Task prompt:
Output nothing but the lines from the line with "Type out the text in this image." through the end of the listing below, both ends included.

Material provided:
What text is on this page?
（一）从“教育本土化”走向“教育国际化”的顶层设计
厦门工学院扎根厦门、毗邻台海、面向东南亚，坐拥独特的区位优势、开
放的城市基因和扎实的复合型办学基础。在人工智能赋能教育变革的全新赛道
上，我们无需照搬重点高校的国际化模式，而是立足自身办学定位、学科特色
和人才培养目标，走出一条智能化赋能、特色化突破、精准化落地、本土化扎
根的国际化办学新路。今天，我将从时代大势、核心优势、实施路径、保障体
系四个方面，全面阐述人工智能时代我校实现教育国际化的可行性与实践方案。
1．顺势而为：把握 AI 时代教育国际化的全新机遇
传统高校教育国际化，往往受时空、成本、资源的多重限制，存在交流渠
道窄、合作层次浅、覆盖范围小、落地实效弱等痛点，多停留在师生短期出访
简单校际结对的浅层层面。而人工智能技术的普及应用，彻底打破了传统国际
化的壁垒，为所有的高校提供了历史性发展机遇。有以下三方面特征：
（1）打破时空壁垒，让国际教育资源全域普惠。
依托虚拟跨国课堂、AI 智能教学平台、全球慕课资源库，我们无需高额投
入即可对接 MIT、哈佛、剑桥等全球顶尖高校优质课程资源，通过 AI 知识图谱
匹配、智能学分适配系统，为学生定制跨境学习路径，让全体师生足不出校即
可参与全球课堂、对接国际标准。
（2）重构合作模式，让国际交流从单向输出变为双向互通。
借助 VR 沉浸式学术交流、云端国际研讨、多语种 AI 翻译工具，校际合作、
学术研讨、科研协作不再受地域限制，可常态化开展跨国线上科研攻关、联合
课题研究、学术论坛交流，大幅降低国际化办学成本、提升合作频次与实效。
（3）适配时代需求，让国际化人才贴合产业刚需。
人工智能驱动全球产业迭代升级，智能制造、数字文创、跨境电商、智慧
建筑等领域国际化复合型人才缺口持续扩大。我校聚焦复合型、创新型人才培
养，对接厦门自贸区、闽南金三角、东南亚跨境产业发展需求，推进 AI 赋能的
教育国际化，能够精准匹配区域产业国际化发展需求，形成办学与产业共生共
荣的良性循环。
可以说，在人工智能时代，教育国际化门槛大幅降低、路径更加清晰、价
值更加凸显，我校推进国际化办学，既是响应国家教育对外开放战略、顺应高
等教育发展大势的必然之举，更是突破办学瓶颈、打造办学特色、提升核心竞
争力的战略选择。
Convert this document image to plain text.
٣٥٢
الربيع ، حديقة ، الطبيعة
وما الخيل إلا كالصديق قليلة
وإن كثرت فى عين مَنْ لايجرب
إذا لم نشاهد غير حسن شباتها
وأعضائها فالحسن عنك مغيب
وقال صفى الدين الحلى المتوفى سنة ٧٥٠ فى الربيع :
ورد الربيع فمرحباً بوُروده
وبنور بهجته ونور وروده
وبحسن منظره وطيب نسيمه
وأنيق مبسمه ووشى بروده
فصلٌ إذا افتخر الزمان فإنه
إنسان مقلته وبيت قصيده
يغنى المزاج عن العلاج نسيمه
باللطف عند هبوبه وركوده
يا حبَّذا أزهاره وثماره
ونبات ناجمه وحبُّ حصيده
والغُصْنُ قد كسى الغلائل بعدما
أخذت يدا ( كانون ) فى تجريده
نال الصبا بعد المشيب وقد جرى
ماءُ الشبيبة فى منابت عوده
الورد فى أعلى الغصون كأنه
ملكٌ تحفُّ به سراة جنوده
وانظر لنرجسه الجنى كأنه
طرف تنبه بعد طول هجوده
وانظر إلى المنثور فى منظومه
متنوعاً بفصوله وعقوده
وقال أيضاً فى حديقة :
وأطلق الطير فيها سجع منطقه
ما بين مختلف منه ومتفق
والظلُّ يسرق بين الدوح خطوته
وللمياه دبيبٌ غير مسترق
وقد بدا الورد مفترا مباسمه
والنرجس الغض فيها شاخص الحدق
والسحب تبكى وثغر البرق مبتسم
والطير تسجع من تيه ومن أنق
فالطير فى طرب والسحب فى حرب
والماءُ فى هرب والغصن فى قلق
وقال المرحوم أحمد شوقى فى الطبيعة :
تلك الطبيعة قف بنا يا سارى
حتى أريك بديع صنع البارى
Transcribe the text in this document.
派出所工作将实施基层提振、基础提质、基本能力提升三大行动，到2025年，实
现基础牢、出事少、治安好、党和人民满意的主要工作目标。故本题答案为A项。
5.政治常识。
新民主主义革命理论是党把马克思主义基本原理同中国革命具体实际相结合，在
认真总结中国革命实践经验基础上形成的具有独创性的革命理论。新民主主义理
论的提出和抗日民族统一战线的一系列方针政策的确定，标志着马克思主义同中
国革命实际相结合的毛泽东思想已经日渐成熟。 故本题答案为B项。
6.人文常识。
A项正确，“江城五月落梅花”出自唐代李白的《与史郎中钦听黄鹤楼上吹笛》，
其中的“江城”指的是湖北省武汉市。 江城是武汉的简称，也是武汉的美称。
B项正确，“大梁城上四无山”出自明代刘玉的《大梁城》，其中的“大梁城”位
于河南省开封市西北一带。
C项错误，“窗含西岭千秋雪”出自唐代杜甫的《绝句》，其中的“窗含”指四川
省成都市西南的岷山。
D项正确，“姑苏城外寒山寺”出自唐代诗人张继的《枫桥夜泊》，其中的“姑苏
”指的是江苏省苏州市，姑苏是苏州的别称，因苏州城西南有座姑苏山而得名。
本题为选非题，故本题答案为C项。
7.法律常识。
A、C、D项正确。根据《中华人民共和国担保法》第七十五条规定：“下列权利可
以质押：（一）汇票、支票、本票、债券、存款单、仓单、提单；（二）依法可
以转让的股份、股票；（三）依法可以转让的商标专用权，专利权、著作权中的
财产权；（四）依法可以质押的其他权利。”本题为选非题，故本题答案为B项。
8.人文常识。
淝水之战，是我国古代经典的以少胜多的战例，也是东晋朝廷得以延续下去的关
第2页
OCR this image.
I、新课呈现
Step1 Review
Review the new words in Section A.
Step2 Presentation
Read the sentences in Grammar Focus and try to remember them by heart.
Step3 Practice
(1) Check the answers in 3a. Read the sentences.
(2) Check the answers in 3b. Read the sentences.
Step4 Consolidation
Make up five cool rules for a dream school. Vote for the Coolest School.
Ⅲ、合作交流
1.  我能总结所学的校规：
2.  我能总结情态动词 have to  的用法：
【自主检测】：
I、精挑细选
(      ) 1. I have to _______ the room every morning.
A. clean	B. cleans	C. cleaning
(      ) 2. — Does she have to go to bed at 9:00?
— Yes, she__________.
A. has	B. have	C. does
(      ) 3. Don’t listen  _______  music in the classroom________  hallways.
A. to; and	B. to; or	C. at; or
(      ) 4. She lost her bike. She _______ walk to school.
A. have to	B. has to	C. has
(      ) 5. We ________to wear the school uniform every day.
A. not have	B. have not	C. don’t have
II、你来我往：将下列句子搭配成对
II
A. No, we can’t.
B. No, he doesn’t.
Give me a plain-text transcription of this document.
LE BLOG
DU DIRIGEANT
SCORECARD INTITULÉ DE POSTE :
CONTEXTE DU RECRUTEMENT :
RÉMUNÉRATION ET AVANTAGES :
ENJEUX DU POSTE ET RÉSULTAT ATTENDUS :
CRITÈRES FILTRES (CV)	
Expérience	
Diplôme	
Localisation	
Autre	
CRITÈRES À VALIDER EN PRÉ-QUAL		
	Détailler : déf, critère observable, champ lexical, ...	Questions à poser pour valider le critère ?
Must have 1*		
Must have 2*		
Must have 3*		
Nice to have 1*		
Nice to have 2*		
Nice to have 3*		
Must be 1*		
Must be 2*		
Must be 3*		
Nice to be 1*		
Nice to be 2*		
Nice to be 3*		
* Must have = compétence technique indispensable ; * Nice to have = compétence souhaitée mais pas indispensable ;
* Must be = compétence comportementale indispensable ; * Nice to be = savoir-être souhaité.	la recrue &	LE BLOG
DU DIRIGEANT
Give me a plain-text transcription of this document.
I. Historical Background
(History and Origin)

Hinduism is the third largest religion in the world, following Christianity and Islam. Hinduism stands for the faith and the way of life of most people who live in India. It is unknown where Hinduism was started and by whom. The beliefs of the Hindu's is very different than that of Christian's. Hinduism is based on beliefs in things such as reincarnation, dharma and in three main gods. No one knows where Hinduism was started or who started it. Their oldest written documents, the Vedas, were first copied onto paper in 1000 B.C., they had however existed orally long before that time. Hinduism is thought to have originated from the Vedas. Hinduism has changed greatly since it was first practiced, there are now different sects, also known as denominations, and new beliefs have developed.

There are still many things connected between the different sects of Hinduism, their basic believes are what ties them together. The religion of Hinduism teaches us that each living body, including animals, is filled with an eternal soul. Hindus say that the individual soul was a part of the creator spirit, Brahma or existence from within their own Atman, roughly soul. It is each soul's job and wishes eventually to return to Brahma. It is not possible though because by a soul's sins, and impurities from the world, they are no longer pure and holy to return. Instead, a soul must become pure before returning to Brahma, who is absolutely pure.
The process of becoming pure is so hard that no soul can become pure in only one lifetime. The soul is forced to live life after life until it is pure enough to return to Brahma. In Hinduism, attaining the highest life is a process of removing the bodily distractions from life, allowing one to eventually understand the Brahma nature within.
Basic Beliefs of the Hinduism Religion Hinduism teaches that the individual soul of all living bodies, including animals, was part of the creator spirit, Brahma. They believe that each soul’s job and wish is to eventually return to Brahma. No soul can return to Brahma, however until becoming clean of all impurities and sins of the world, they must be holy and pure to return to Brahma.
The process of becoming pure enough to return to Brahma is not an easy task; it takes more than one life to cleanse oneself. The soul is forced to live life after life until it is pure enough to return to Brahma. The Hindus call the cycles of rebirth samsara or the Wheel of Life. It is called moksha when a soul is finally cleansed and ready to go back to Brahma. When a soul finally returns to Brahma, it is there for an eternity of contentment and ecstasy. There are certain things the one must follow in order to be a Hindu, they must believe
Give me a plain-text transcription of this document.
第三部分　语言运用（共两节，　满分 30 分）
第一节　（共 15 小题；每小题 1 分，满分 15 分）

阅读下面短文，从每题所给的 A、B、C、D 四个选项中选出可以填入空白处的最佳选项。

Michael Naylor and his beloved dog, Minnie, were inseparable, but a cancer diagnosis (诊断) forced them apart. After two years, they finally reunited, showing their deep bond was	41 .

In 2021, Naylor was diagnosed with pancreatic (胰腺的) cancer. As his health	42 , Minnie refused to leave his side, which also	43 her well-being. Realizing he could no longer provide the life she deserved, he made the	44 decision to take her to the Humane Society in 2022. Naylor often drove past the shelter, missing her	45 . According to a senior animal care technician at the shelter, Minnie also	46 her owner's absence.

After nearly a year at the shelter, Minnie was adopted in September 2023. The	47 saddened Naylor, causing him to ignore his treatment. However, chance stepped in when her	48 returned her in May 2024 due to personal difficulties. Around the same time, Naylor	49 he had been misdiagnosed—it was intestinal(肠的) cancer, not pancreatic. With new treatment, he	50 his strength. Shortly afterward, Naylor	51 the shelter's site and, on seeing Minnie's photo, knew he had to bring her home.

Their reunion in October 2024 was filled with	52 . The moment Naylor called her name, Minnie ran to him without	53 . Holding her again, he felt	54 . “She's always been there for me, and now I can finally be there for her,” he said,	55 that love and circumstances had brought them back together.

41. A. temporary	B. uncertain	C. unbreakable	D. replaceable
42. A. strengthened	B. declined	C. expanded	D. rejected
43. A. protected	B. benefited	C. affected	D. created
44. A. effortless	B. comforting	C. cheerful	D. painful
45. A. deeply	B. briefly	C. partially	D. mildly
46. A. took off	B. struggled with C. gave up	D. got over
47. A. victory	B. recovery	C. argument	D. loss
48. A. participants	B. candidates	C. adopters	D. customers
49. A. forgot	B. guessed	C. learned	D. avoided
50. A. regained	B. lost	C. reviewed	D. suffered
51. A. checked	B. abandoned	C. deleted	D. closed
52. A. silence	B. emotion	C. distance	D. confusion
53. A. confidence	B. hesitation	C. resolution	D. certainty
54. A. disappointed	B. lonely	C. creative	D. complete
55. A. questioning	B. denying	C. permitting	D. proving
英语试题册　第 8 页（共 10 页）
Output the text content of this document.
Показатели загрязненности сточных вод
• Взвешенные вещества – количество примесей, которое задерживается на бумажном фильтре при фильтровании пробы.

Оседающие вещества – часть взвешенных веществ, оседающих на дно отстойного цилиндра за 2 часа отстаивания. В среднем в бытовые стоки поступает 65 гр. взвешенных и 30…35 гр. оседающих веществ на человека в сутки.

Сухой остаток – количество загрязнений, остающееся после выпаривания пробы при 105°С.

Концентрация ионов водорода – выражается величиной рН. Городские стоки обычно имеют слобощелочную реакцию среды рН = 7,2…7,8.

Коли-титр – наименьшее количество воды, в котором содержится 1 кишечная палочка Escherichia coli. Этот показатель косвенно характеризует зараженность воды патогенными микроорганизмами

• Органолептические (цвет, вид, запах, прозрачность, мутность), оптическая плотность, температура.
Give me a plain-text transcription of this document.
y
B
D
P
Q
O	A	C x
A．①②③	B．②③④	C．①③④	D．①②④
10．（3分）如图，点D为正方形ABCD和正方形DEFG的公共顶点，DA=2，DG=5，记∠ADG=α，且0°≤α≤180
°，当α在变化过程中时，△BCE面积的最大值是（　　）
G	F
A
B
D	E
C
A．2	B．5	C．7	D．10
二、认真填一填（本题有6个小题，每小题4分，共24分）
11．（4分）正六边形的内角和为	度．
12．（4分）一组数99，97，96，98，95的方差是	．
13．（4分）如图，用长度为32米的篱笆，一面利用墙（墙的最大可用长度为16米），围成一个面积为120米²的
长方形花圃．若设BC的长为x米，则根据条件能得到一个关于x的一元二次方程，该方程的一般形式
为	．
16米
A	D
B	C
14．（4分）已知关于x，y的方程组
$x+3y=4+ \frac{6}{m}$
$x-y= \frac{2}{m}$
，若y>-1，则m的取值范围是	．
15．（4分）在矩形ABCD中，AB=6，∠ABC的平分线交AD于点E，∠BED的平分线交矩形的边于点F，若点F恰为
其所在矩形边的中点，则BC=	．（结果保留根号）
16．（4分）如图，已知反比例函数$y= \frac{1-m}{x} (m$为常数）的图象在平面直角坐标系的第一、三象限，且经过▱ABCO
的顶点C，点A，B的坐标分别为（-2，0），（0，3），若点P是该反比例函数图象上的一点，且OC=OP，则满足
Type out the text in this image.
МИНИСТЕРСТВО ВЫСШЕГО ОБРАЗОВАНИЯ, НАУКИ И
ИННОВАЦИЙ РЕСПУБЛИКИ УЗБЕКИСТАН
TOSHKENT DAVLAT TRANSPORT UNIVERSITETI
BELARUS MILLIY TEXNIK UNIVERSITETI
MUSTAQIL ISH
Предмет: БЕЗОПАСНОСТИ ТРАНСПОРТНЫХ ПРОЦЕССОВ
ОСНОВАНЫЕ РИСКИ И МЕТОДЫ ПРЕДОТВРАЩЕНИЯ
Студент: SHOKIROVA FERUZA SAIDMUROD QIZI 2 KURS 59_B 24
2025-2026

Written answer:
Type out the text in this image.
МИНИСТЕРСТВО ВЫСШЕГО ОБРАЗОВАНИЯ, НАУКИ И
ИННОВАЦИЙ РЕСПУБЛИКИ УЗБЕКИСТАН
TOSHKENT DAVLAT TRANSPORT UNIVERSITETI
BELARUS MILLIY TEXNIK UNIVERSITETI
MUSTAQIL ISH
Предмет: БЕЗОПАСНОСТИ ТРАНСПОРТНЫХ ПРОЦЕССОВ
ОСНОВАНЫЕ РИСКИ И МЕТОДЫ ПРЕДОТВРАЩЕНИЯ
Студент: SHOKIROVA FERUZA SAIDMUROD QIZI 2 KURS 59_B 24
2025-2026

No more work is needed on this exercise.